* **Given exercise**: Pick out the lines below with "matrix" and list them.

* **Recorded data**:
+-------+

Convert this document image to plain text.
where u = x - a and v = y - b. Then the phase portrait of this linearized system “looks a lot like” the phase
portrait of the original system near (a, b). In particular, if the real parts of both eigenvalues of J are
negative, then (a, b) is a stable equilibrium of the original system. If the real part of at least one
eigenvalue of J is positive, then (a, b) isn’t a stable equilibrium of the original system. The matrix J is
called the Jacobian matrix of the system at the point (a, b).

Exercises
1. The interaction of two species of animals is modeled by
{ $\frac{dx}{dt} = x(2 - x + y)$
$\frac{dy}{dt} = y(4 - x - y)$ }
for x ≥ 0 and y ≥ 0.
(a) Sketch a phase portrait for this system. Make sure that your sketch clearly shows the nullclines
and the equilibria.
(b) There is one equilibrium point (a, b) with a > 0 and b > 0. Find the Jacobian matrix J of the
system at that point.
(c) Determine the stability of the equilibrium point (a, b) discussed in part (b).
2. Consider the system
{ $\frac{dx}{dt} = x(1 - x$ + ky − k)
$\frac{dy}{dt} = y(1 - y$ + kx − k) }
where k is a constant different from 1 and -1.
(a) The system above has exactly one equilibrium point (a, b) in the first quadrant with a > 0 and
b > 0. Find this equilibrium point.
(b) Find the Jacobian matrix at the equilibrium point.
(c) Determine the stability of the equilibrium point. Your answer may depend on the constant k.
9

+-------+

* **The reply**:
eigenvalue of J is positive, then (a, b) isn’t a stable equilibrium of the original system. The matrix J is
called the Jacobian matrix of the system at the point (a, b).
(b) There is one equilibrium point (a, b) with a > 0 and b > 0. Find the Jacobian matrix J of the
(b) Find the Jacobian matrix at the equilibrium point.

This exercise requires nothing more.